- **Data for this task**
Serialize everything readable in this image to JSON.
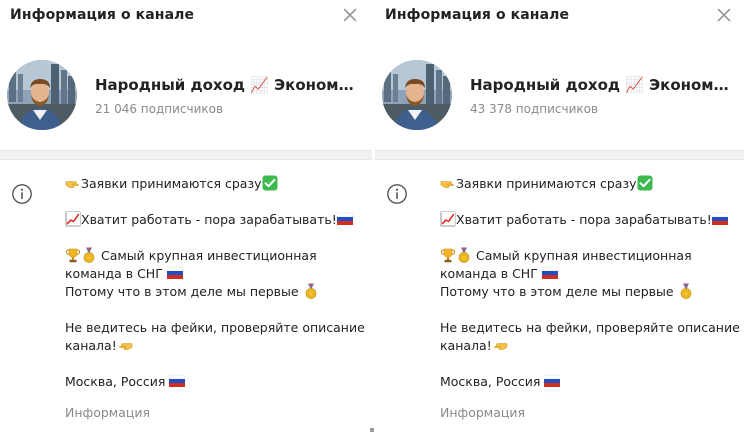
{
  "panels": [
    {
      "header_title": "Информация о канале",
      "channel_name": "Народный доход 📈 Экономич...",
      "subscribers": "21 046 подписчиков",
      "description": {
        "line1": "Заявки принимаются сразу",
        "line2": "Хватит работать - пора зарабатывать!",
        "line3": "Самый крупная инвестиционная",
        "line4": "команда в СНГ",
        "line5": "Потому что в этом деле мы первые",
        "line6": "Не ведитесь на фейки, проверяйте описание",
        "line7": "канала!",
        "line8": "Москва, Россия"
      },
      "info_label": "Информация"
    },
    {
      "header_title": "Информация о канале",
      "channel_name": "Народный доход 📈 Экономич...",
      "subscribers": "43 378 подписчиков",
      "description": {
        "line1": "Заявки принимаются сразу",
        "line2": "Хватит работать - пора зарабатывать!",
        "line3": "Самый крупная инвестиционная",
        "line4": "команда в СНГ",
        "line5": "Потому что в этом деле мы первые",
        "line6": "Не ведитесь на фейки, проверяйте описание",
        "line7": "канала!",
        "line8": "Москва, Россия"
      },
      "info_label": "Информация"
    }
  ],
  "icons": {
    "close": "close-icon",
    "info": "info-icon",
    "emoji": [
      "pointing-hand-icon",
      "check-mark-icon",
      "chart-up-icon",
      "russia-flag-icon",
      "trophy-icon",
      "medal-icon"
    ]
  },
  "colors": {
    "text": "#222222",
    "secondary_text": "#8a8a8a",
    "divider": "#f1f1f1",
    "check_green": "#3dba4e",
    "chart_red": "#e0312a"
  }
}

- **Challenge**
Output all of the entries verbatim, leaving out any images.

- **Final result**
Serialize everything readable in this image to JSON.
{
  "panels": [
    {
      "header_title": "Информация о канале",
      "channel_name": "Народный доход 📈 Экономич...",
      "subscribers": "21 046 подписчиков",
      "description": {
        "line1": "Заявки принимаются сразу",
        "line2": "Хватит работать - пора зарабатывать!",
        "line3": "Самый крупная инвестиционная",
        "line4": "команда в СНГ",
        "line5": "Потому что в этом деле мы первые",
        "line6": "Не ведитесь на фейки, проверяйте описание",
        "line7": "канала!",
        "line8": "Москва, Россия"
      },
      "info_label": "Информация"
    },
    {
      "header_title": "Информация о канале",
      "channel_name": "Народный доход 📈 Экономич...",
      "subscribers": "43 378 подписчиков",
      "description": {
        "line1": "Заявки принимаются сразу",
        "line2": "Хватит работать - пора зарабатывать!",
        "line3": "Самый крупная инвестиционная",
        "line4": "команда в СНГ",
        "line5": "Потому что в этом деле мы первые",
        "line6": "Не ведитесь на фейки, проверяйте описание",
        "line7": "канала!",
        "line8": "Москва, Россия"
      },
      "info_label": "Информация"
    }
  ],
  "icons": {
    "close": "close-icon",
    "info": "info-icon",
    "emoji": [
      "pointing-hand-icon",
      "check-mark-icon",
      "chart-up-icon",
      "russia-flag-icon",
      "trophy-icon",
      "medal-icon"
    ]
  },
  "colors": {
    "text": "#222222",
    "secondary_text": "#8a8a8a",
    "divider": "#f1f1f1",
    "check_green": "#3dba4e",
    "chart_red": "#e0312a"
  }
}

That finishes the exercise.